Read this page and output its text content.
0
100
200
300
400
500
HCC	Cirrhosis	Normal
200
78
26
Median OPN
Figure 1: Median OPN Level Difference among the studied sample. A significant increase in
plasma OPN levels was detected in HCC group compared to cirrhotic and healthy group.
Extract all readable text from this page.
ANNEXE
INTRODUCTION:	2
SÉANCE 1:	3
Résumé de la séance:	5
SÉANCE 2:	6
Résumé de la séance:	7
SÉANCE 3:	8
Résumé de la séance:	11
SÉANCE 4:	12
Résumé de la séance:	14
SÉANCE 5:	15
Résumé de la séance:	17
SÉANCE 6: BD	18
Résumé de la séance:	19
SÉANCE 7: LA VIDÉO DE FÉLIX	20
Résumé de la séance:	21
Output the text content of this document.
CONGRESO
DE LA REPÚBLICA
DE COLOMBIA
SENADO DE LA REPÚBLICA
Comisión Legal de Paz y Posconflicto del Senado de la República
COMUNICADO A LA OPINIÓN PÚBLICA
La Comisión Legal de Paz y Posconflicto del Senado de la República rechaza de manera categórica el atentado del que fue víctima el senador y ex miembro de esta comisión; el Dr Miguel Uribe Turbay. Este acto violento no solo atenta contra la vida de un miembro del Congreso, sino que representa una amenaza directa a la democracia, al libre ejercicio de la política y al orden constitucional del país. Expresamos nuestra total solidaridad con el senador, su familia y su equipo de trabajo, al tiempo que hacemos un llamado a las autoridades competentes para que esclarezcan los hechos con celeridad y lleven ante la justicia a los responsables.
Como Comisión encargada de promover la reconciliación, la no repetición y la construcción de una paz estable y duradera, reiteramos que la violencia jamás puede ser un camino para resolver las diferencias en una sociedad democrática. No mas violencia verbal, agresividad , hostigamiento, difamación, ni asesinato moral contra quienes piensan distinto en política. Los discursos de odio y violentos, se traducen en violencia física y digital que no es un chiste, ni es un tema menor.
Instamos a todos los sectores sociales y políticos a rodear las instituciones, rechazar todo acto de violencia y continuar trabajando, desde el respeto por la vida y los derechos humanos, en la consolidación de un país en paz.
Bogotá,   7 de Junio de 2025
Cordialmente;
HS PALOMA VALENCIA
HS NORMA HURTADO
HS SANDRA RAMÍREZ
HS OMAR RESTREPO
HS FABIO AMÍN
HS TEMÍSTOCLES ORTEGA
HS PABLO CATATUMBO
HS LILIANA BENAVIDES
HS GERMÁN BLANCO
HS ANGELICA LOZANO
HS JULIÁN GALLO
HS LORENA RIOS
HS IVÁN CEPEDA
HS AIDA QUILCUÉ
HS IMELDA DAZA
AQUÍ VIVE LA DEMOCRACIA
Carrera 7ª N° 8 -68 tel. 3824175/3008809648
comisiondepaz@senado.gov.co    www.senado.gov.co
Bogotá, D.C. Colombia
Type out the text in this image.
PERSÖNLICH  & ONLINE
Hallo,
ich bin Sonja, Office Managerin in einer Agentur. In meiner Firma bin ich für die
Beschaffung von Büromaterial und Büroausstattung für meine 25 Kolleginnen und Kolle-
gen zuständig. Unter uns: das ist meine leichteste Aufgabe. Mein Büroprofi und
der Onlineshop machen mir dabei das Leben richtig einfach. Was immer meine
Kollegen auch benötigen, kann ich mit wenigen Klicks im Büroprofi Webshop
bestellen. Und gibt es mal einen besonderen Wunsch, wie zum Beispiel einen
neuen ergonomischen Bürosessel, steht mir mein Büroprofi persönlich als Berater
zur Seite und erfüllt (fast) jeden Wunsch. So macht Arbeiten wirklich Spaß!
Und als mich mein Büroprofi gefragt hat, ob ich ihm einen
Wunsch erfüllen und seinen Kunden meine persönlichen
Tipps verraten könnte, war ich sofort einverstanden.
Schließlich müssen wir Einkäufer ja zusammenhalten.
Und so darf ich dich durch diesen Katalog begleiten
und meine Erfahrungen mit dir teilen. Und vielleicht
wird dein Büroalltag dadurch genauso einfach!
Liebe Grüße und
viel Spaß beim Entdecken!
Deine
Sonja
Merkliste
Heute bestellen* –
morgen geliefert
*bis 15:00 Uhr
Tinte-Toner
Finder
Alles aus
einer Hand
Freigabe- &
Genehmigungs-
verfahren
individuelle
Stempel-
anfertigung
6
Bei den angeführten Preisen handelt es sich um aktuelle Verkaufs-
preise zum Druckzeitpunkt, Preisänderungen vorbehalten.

→ Given exercise: Read through the lines above and collect those that contain the string "bestellen".

→ Response to this exercise:
bestellen. Und gibt es mal einen besonderen Wunsch, wie zum Beispiel einen
Heute bestellen* –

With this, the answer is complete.